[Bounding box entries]

====

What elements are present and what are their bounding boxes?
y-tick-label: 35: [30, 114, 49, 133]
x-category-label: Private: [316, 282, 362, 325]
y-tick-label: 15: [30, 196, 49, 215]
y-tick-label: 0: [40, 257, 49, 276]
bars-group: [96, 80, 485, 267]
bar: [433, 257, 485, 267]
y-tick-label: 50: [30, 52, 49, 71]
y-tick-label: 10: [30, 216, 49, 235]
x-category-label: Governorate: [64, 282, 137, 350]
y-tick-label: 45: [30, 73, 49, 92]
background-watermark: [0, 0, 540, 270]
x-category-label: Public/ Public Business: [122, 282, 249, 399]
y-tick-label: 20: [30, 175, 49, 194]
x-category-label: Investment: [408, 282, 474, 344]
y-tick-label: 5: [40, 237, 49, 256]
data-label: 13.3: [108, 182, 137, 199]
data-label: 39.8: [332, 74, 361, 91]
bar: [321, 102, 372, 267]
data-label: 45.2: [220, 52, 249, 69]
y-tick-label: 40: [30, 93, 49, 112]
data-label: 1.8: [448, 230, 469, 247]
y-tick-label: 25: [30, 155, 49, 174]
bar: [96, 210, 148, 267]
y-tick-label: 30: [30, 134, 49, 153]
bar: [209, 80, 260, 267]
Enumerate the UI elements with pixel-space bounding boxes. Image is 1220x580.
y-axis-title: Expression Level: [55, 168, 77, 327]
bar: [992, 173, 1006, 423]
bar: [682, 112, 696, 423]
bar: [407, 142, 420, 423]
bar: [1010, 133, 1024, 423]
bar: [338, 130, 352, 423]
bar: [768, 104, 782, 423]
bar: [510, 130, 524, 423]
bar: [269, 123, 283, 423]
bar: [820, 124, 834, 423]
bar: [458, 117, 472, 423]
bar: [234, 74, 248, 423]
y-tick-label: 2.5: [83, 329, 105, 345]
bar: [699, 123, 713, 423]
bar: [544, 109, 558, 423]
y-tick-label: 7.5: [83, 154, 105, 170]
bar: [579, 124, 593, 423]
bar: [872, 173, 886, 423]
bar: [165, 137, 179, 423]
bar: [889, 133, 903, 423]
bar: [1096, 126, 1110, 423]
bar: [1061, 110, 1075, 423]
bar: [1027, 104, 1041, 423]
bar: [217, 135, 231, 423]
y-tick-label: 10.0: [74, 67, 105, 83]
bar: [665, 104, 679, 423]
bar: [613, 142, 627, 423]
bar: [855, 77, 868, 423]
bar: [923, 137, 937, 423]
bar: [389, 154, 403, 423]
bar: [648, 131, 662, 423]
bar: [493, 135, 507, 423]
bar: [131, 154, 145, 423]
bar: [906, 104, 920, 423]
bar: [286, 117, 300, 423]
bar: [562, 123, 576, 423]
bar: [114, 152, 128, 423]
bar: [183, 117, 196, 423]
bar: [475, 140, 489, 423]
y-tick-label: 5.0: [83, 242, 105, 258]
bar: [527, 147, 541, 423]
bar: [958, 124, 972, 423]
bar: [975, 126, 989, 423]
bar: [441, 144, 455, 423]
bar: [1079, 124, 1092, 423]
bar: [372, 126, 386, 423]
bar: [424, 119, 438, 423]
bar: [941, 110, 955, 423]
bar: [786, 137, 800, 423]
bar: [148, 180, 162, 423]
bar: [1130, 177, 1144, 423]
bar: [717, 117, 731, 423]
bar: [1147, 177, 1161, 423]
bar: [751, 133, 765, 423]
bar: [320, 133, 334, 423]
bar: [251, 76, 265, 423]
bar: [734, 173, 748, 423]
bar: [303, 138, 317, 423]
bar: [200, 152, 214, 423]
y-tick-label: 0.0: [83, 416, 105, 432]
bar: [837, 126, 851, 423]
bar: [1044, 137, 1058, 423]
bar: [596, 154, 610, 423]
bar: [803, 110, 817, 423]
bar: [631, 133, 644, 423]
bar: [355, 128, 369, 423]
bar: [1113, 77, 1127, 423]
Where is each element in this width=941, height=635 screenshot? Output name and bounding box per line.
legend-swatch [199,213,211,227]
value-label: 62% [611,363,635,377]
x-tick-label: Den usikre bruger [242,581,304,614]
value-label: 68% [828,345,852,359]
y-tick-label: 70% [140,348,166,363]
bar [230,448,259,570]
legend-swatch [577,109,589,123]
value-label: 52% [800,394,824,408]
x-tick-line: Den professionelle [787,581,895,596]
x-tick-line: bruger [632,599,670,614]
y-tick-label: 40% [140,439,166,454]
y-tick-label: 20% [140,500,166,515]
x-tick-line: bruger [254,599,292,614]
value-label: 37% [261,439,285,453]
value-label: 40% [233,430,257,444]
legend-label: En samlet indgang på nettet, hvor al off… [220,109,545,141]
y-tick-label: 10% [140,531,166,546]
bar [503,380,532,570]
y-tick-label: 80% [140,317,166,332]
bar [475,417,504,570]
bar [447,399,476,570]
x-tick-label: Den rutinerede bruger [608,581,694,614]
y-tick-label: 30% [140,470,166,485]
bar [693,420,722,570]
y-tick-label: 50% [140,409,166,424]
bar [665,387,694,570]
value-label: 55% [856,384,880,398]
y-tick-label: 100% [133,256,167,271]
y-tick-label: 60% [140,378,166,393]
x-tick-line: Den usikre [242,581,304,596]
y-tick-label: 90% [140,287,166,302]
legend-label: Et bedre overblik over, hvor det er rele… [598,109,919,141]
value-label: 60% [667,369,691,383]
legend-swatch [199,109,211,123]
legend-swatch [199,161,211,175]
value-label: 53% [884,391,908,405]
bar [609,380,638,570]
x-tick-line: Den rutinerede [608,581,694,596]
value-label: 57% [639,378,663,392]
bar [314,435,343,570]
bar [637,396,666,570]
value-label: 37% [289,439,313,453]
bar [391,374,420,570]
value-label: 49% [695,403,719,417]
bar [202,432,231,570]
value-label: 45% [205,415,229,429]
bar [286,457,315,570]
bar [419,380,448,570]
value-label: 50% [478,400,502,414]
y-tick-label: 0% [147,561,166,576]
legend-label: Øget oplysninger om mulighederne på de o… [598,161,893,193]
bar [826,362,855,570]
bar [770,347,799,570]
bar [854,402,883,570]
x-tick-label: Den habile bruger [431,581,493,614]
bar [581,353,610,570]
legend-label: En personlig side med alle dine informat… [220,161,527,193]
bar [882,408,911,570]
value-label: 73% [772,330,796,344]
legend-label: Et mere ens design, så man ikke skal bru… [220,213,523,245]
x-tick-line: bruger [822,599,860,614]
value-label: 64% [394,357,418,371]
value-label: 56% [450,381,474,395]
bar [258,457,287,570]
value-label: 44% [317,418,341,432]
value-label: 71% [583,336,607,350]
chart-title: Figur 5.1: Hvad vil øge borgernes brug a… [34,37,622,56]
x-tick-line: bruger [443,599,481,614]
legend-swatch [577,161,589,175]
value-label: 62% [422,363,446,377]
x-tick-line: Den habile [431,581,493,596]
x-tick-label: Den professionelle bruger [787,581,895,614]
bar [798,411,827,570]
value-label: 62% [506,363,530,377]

====

What the exercise asks:
Copy every line in the rows above, keeping each one identical to the original.

Completed exercise:
What elements are present and what are their bounding boxes?
y-tick-label: 35: [30, 114, 49, 133]
x-category-label: Private: [316, 282, 362, 325]
y-tick-label: 15: [30, 196, 49, 215]
y-tick-label: 0: [40, 257, 49, 276]
bars-group: [96, 80, 485, 267]
bar: [433, 257, 485, 267]
y-tick-label: 50: [30, 52, 49, 71]
y-tick-label: 10: [30, 216, 49, 235]
x-category-label: Governorate: [64, 282, 137, 350]
y-tick-label: 45: [30, 73, 49, 92]
background-watermark: [0, 0, 540, 270]
x-category-label: Public/ Public Business: [122, 282, 249, 399]
y-tick-label: 20: [30, 175, 49, 194]
x-category-label: Investment: [408, 282, 474, 344]
y-tick-label: 5: [40, 237, 49, 256]
data-label: 13.3: [108, 182, 137, 199]
data-label: 39.8: [332, 74, 361, 91]
bar: [321, 102, 372, 267]
data-label: 45.2: [220, 52, 249, 69]
y-tick-label: 40: [30, 93, 49, 112]
data-label: 1.8: [448, 230, 469, 247]
y-tick-label: 25: [30, 155, 49, 174]
bar: [96, 210, 148, 267]
y-tick-label: 30: [30, 134, 49, 153]
bar: [209, 80, 260, 267]
Enumerate the UI elements with pixel-space bounding boxes. Image is 1220x580.
y-axis-title: Expression Level: [55, 168, 77, 327]
bar: [992, 173, 1006, 423]
bar: [682, 112, 696, 423]
bar: [407, 142, 420, 423]
bar: [1010, 133, 1024, 423]
bar: [338, 130, 352, 423]
bar: [768, 104, 782, 423]
bar: [510, 130, 524, 423]
bar: [269, 123, 283, 423]
bar: [820, 124, 834, 423]
bar: [458, 117, 472, 423]
bar: [234, 74, 248, 423]
y-tick-label: 2.5: [83, 329, 105, 345]
bar: [699, 123, 713, 423]
bar: [544, 109, 558, 423]
y-tick-label: 7.5: [83, 154, 105, 170]
bar: [579, 124, 593, 423]
bar: [872, 173, 886, 423]
bar: [165, 137, 179, 423]
bar: [889, 133, 903, 423]
bar: [1096, 126, 1110, 423]
bar: [1061, 110, 1075, 423]
bar: [1027, 104, 1041, 423]
bar: [217, 135, 231, 423]
y-tick-label: 10.0: [74, 67, 105, 83]
bar: [665, 104, 679, 423]
bar: [613, 142, 627, 423]
bar: [855, 77, 868, 423]
bar: [923, 137, 937, 423]
bar: [389, 154, 403, 423]
bar: [648, 131, 662, 423]
bar: [493, 135, 507, 423]
bar: [131, 154, 145, 423]
bar: [906, 104, 920, 423]
bar: [286, 117, 300, 423]
bar: [562, 123, 576, 423]
bar: [114, 152, 128, 423]
bar: [183, 117, 196, 423]
bar: [475, 140, 489, 423]
y-tick-label: 5.0: [83, 242, 105, 258]
bar: [527, 147, 541, 423]
bar: [958, 124, 972, 423]
bar: [975, 126, 989, 423]
bar: [441, 144, 455, 423]
bar: [1079, 124, 1092, 423]
bar: [372, 126, 386, 423]
bar: [424, 119, 438, 423]
bar: [941, 110, 955, 423]
bar: [786, 137, 800, 423]
bar: [148, 180, 162, 423]
bar: [1130, 177, 1144, 423]
bar: [717, 117, 731, 423]
bar: [1147, 177, 1161, 423]
bar: [751, 133, 765, 423]
bar: [320, 133, 334, 423]
bar: [251, 76, 265, 423]
bar: [734, 173, 748, 423]
bar: [303, 138, 317, 423]
bar: [200, 152, 214, 423]
y-tick-label: 0.0: [83, 416, 105, 432]
bar: [837, 126, 851, 423]
bar: [1044, 137, 1058, 423]
bar: [596, 154, 610, 423]
bar: [803, 110, 817, 423]
bar: [631, 133, 644, 423]
bar: [355, 128, 369, 423]
bar: [1113, 77, 1127, 423]
Where is each element in this width=941, height=635 screenshot? Output name and bounding box per line.
legend-swatch [199,213,211,227]
value-label: 62% [611,363,635,377]
x-tick-label: Den usikre bruger [242,581,304,614]
value-label: 68% [828,345,852,359]
y-tick-label: 70% [140,348,166,363]
bar [230,448,259,570]
legend-swatch [577,109,589,123]
value-label: 52% [800,394,824,408]
x-tick-line: Den professionelle [787,581,895,596]
x-tick-line: bruger [632,599,670,614]
y-tick-label: 40% [140,439,166,454]
y-tick-label: 20% [140,500,166,515]
x-tick-line: bruger [254,599,292,614]
value-label: 37% [261,439,285,453]
value-label: 40% [233,430,257,444]
legend-label: En samlet indgang på nettet, hvor al off… [220,109,545,141]
y-tick-label: 10% [140,531,166,546]
bar [503,380,532,570]
y-tick-label: 80% [140,317,166,332]
bar [475,417,504,570]
bar [447,399,476,570]
x-tick-label: Den rutinerede bruger [608,581,694,614]
y-tick-label: 30% [140,470,166,485]
bar [693,420,722,570]
y-tick-label: 50% [140,409,166,424]
bar [665,387,694,570]
value-label: 55% [856,384,880,398]
y-tick-label: 100% [133,256,167,271]
y-tick-label: 60% [140,378,166,393]
x-tick-line: Den usikre [242,581,304,596]
y-tick-label: 90% [140,287,166,302]
legend-label: Et bedre overblik over, hvor det er rele… [598,109,919,141]
value-label: 60% [667,369,691,383]
legend-swatch [199,109,211,123]
legend-swatch [199,161,211,175]
value-label: 53% [884,391,908,405]
bar [609,380,638,570]
x-tick-line: Den rutinerede [608,581,694,596]
value-label: 57% [639,378,663,392]
bar [314,435,343,570]
bar [637,396,666,570]
value-label: 37% [289,439,313,453]
bar [391,374,420,570]
value-label: 49% [695,403,719,417]
bar [202,432,231,570]
value-label: 45% [205,415,229,429]
bar [286,457,315,570]
bar [419,380,448,570]
value-label: 50% [478,400,502,414]
y-tick-label: 0% [147,561,166,576]
legend-label: Øget oplysninger om mulighederne på de o… [598,161,893,193]
bar [826,362,855,570]
bar [770,347,799,570]
bar [854,402,883,570]
x-tick-label: Den habile bruger [431,581,493,614]
bar [581,353,610,570]
legend-label: En personlig side med alle dine informat… [220,161,527,193]
bar [882,408,911,570]
value-label: 73% [772,330,796,344]
legend-label: Et mere ens design, så man ikke skal bru… [220,213,523,245]
x-tick-line: bruger [822,599,860,614]
value-label: 64% [394,357,418,371]
value-label: 56% [450,381,474,395]
bar [258,457,287,570]
value-label: 44% [317,418,341,432]
value-label: 71% [583,336,607,350]
chart-title: Figur 5.1: Hvad vil øge borgernes brug a… [34,37,622,56]
x-tick-line: bruger [443,599,481,614]
legend-swatch [577,161,589,175]
value-label: 62% [422,363,446,377]
x-tick-line: Den habile [431,581,493,596]
x-tick-label: Den professionelle bruger [787,581,895,614]
bar [798,411,827,570]
value-label: 62% [506,363,530,377]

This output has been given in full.